Jennifer Wilson, Communications Office, will be inducted into the State University of New York Council for University Affairs and Development (SUNYCUAD) Hall of Fame Class of 2018 on June 7 during the organization’s annual conference in Syracuse, N.Y. She and fellow honoree Nancy Prott of Upstate Medical University co-chaired the conference corporate sponsorship committee for five consecutive conferences through 2016, raising support and serving as sponsor liaisons for conferences in Syracuse, Farmingdale, Lake Placid, Rochester and Cooperstown. Each year, the SUNYCUAD Board of Directors adds up to two new Hall of Fame members who have distinguished themselves, their institutions and the State University by their significant contributions to the organization and its mission of service and education. Each honoree has his or her name added to a permanent plaque housed at the State University headquarters in Albany.

Yomee Lee and Jim Hokanson

Yomee Lee and Jim Hokanson, Kinesiology Department, recently had their research titled “Hearing Their Voices: Asian American College Students’ Perspectives on Sport and Physical Education” accepted for publication. The manuscript is currently in press and will soon be published in the Asia-Pacific Journal of Heath, Sport & Physical Education.

Timothy J. Baroni

Timothy J. Baroni, Biological Sciences Department, with co-authors Bradley R. Kropp, Utah State University, Vera S. Evenon, Denver Botanical Gardens, and Markus Wilhelm, Allschwil, Switzerland, published a peer-reviewed paper titled “Cercopemyces crocodilinus, a New Genus and Species Related to Ripartitella, is Described from North America” in the September/October issue of the journal Mycologia. This new mushroom is associated with mountain mahogany shrubs in the arid mountainous regions of Utah and Colorado. Baroni coined the genus name after the Greek mythological characters, the Cercopes. The species name, crocodilinus, indicates the thick scaly skin found on the cap of the mushrooms. The authors noted that to find such a robust fungus in an arid ecosystem is unusual.
————
#### WHAT TO PRODUCE
Using the faculty news text, list the cities of the conferences where Jennifer Wilson and Nancy Prott raised support and served as sponsor liaisons.

#### LISTED RECORDS
————
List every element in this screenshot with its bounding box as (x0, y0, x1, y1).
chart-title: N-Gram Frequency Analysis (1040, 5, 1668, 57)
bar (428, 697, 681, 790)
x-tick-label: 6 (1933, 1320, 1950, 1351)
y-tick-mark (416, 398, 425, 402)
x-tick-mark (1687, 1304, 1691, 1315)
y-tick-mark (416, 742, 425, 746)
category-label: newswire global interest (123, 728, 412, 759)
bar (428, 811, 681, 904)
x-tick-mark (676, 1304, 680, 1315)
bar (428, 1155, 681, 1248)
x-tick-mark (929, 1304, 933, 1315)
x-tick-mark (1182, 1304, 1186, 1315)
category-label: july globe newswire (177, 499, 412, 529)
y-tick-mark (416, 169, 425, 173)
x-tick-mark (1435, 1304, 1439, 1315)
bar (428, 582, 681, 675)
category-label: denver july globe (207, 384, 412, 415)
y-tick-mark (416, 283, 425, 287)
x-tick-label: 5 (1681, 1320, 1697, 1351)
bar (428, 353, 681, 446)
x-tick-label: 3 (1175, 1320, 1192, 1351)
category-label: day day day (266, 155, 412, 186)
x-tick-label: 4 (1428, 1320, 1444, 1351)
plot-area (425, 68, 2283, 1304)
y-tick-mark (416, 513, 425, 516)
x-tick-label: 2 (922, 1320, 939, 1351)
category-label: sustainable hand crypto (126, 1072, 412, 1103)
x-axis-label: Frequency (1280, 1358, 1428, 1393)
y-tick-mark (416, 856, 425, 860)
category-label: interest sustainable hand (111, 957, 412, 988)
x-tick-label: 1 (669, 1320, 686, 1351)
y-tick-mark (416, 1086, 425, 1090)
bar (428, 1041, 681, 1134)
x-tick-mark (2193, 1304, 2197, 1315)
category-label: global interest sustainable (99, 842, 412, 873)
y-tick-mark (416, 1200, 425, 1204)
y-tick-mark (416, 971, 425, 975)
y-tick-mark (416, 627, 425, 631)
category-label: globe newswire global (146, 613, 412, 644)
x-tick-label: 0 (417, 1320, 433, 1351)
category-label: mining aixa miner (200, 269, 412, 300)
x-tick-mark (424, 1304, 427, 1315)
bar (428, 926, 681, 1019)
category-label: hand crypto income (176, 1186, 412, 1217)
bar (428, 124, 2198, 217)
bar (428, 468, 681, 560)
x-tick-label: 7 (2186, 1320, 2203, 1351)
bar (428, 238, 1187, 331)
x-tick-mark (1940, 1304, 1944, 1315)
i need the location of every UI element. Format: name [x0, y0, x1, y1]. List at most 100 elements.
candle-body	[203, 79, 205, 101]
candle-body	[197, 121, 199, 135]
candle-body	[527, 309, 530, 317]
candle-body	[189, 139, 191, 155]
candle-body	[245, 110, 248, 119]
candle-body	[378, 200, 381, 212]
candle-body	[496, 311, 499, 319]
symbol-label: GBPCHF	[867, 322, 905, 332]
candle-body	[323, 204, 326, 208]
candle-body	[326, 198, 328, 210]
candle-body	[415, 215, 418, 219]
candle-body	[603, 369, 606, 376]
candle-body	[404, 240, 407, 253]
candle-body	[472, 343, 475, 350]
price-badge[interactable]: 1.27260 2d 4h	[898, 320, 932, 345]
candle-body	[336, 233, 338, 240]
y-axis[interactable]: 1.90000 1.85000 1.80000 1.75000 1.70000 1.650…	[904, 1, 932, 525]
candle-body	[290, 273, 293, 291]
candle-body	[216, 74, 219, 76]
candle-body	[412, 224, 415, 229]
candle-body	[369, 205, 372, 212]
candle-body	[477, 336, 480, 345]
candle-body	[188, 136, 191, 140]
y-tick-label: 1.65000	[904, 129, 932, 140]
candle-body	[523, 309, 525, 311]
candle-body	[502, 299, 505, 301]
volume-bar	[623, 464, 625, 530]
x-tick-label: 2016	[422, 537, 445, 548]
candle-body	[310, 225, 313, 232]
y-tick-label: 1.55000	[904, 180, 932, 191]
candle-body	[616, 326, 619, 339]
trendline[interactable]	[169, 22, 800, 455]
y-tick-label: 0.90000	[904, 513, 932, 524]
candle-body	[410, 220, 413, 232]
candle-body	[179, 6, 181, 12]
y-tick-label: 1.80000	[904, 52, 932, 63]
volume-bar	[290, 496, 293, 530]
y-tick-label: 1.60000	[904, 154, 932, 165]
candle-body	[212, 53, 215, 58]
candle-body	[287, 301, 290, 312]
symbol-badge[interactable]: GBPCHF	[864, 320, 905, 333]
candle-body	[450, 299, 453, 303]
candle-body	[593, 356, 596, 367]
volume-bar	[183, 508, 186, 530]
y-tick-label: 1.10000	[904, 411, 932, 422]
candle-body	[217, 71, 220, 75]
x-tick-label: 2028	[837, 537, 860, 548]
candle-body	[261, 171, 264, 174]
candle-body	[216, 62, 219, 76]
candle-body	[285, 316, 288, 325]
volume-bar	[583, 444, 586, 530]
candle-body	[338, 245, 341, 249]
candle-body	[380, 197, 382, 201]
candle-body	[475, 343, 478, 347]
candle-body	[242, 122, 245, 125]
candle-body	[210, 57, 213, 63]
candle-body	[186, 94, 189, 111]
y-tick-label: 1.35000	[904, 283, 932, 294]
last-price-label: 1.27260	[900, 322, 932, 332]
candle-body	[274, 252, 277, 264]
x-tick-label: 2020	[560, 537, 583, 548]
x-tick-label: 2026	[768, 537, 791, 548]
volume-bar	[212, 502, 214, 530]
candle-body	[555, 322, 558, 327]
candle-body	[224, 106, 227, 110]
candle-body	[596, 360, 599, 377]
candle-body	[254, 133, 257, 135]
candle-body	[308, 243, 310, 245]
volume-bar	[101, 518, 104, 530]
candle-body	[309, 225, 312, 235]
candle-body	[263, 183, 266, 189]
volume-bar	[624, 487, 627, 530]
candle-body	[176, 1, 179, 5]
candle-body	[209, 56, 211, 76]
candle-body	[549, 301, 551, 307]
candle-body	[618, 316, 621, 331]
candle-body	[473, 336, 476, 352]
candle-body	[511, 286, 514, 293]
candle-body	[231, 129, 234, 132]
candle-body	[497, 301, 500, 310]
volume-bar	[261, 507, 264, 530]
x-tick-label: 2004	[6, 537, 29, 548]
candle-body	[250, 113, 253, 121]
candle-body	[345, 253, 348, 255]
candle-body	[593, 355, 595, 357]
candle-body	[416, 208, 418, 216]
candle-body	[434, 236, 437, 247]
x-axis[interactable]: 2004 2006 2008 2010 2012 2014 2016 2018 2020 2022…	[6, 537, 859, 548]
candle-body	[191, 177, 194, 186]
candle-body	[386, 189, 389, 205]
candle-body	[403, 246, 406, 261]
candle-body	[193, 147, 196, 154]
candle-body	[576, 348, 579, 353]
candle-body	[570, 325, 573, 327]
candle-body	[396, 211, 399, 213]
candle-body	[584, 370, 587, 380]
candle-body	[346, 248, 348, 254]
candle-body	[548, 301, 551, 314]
————
#### RESULT FOR THIS TASK
Syracuse, Farmingdale, Lake Placid, Rochester, Cooperstown